Return all lines with the word "Timeline" in them.

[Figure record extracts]
========================
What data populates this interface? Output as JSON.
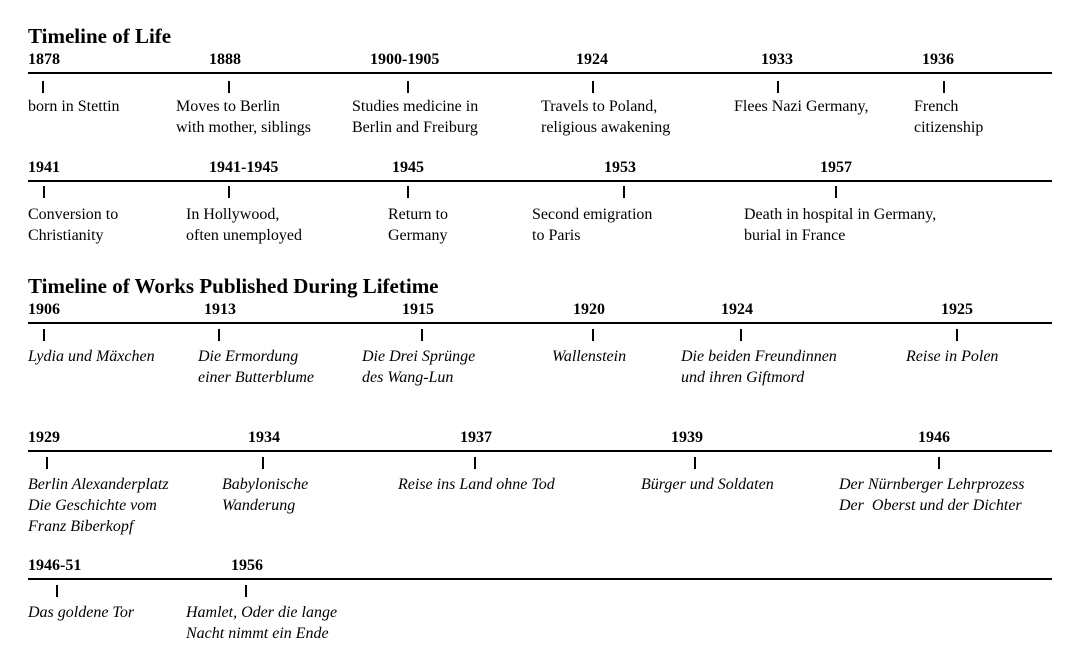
{
  "life_heading": "Timeline of Life",
  "works_heading": "Timeline of Works Published During Lifetime",
  "life_rows": [
    [
      {
        "year": "1878",
        "desc": "born in Stettin"
      },
      {
        "year": "1888",
        "desc": "Moves to Berlin\nwith mother, siblings"
      },
      {
        "year": "1900-1905",
        "desc": "Studies medicine in\nBerlin and Freiburg"
      },
      {
        "year": "1924",
        "desc": "Travels to Poland,\nreligious awakening"
      },
      {
        "year": "1933",
        "desc": "Flees Nazi Germany,"
      },
      {
        "year": "1936",
        "desc": "French\ncitizenship"
      }
    ],
    [
      {
        "year": "1941",
        "desc": "Conversion to\nChristianity"
      },
      {
        "year": "1941-1945",
        "desc": "In Hollywood,\noften unemployed"
      },
      {
        "year": "1945",
        "desc": "Return to\nGermany"
      },
      {
        "year": "1953",
        "desc": "Second emigration\nto Paris"
      },
      {
        "year": "1957",
        "desc": "Death in hospital in Germany,\nburial in France"
      }
    ]
  ],
  "works_rows": [
    [
      {
        "year": "1906",
        "desc": "Lydia und Mäxchen"
      },
      {
        "year": "1913",
        "desc": "Die Ermordung\neiner Butterblume"
      },
      {
        "year": "1915",
        "desc": "Die Drei Sprünge\ndes Wang-Lun"
      },
      {
        "year": "1920",
        "desc": "Wallenstein"
      },
      {
        "year": "1924",
        "desc": "Die beiden Freundinnen\nund ihren Giftmord"
      },
      {
        "year": "1925",
        "desc": "Reise in Polen"
      }
    ],
    [
      {
        "year": "1929",
        "desc": "Berlin Alexanderplatz\nDie Geschichte vom\nFranz Biberkopf"
      },
      {
        "year": "1934",
        "desc": "Babylonische\nWanderung"
      },
      {
        "year": "1937",
        "desc": "Reise ins Land ohne Tod"
      },
      {
        "year": "1939",
        "desc": "Bürger und Soldaten"
      },
      {
        "year": "1946",
        "desc": "Der Nürnberger Lehrprozess\nDer  Oberst und der Dichter"
      }
    ],
    [
      {
        "year": "1946-51",
        "desc": "Das goldene Tor"
      },
      {
        "year": "1956",
        "desc": "Hamlet, Oder die lange\nNacht nimmt ein Ende"
      }
    ]
  ]
}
========================
*Response below*:
  "life_heading": "Timeline of Life",
  "works_heading": "Timeline of Works Published During Lifetime",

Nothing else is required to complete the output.